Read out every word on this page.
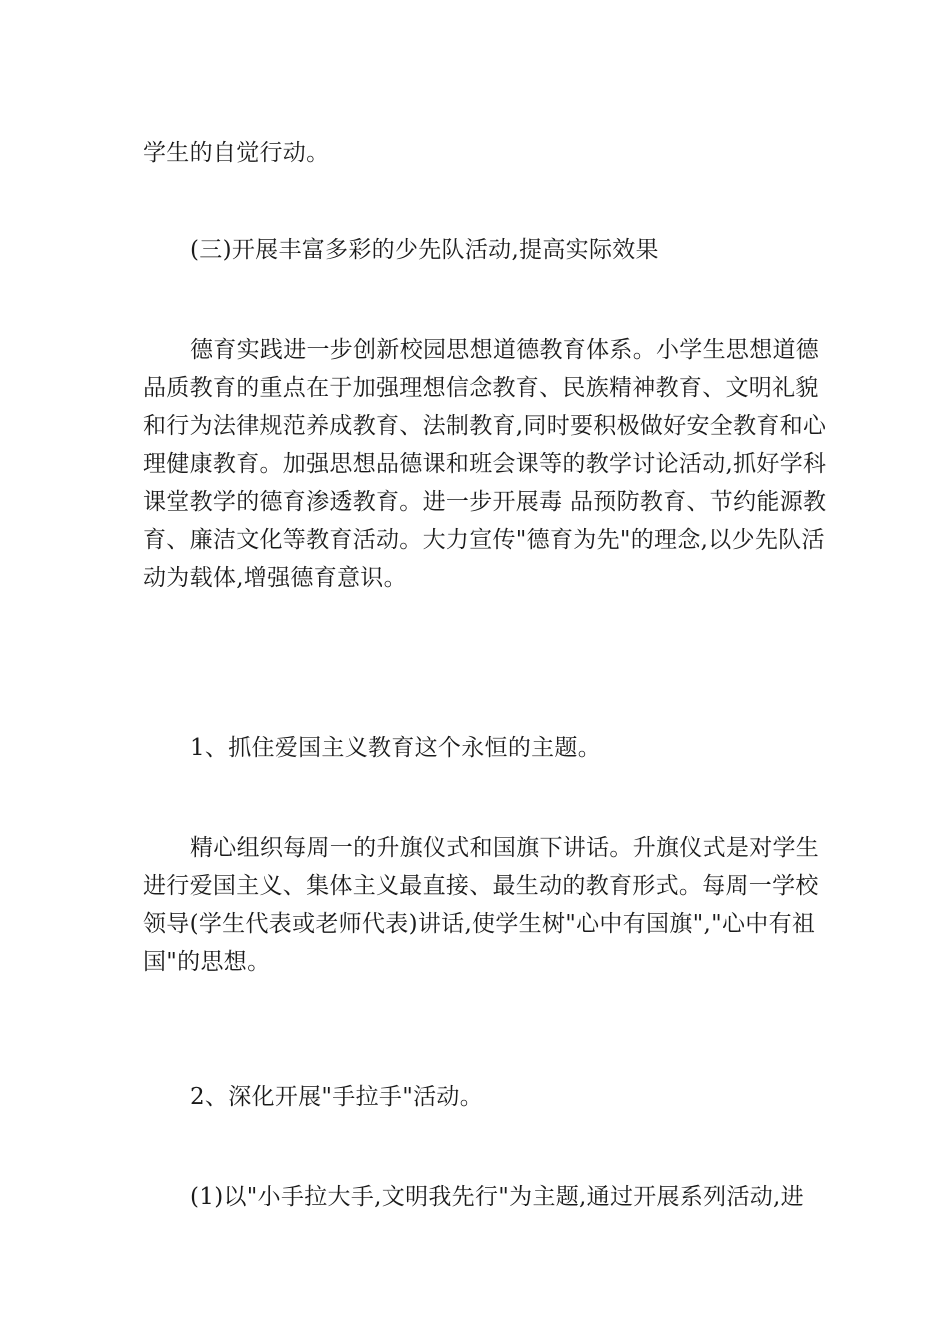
学生的自觉行动。
(三)开展丰富多彩的少先队活动,提高实际效果
德育实践进一步创新校园思想道德教育体系。小学生思想道德
品质教育的重点在于加强理想信念教育、民族精神教育、文明礼貌
和行为法律规范养成教育、法制教育,同时要积极做好安全教育和心
理健康教育。加强思想品德课和班会课等的教学讨论活动,抓好学科
课堂教学的德育渗透教育。进一步开展毒 品预防教育、节约能源教
育、廉洁文化等教育活动。大力宣传"德育为先"的理念,以少先队活
动为载体,增强德育意识。
1、抓住爱国主义教育这个永恒的主题。
精心组织每周一的升旗仪式和国旗下讲话。升旗仪式是对学生
进行爱国主义、集体主义最直接、最生动的教育形式。每周一学校
领导(学生代表或老师代表)讲话,使学生树"心中有国旗","心中有祖
国"的思想。
2、深化开展"手拉手"活动。
(1)以"小手拉大手,文明我先行"为主题,通过开展系列活动,进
----------------------------------------
#### TASK TO CARRY OUT
Pictures are excluded; copy every other part of the records exactly.

#### SOLUTION TO THE PROBLEM
Read out every word on this page.
学生的自觉行动。
(三)开展丰富多彩的少先队活动,提高实际效果
德育实践进一步创新校园思想道德教育体系。小学生思想道德
品质教育的重点在于加强理想信念教育、民族精神教育、文明礼貌
和行为法律规范养成教育、法制教育,同时要积极做好安全教育和心
理健康教育。加强思想品德课和班会课等的教学讨论活动,抓好学科
课堂教学的德育渗透教育。进一步开展毒 品预防教育、节约能源教
育、廉洁文化等教育活动。大力宣传"德育为先"的理念,以少先队活
动为载体,增强德育意识。
1、抓住爱国主义教育这个永恒的主题。
精心组织每周一的升旗仪式和国旗下讲话。升旗仪式是对学生
进行爱国主义、集体主义最直接、最生动的教育形式。每周一学校
领导(学生代表或老师代表)讲话,使学生树"心中有国旗","心中有祖
国"的思想。
2、深化开展"手拉手"活动。
(1)以"小手拉大手,文明我先行"为主题,通过开展系列活动,进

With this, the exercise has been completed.